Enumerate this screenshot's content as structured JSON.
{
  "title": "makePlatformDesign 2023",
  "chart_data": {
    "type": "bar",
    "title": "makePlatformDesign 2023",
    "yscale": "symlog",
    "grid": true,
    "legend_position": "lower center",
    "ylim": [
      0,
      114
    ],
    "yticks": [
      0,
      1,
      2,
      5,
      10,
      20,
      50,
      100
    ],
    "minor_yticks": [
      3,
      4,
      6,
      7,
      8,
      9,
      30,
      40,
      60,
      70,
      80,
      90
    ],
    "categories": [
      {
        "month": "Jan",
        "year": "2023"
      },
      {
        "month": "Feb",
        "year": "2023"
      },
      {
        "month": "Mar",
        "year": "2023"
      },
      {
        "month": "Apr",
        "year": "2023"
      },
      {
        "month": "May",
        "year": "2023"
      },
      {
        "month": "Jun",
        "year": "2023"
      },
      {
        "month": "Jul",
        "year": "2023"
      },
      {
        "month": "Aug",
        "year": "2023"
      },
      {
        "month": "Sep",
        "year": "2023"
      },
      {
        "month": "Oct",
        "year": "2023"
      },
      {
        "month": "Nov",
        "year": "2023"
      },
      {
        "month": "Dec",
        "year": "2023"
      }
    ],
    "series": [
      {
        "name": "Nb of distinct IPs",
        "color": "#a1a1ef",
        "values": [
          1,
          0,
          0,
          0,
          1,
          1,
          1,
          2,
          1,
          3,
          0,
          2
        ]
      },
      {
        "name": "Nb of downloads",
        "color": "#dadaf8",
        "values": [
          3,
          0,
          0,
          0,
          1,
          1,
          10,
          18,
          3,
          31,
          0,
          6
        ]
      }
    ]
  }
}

• • • •

Select every line in the material above where the string "title" occurs, and copy it.

• **SOLUTION TO THIS PROBLEM**
  "title": "makePlatformDesign 2023",
    "title": "makePlatformDesign 2023",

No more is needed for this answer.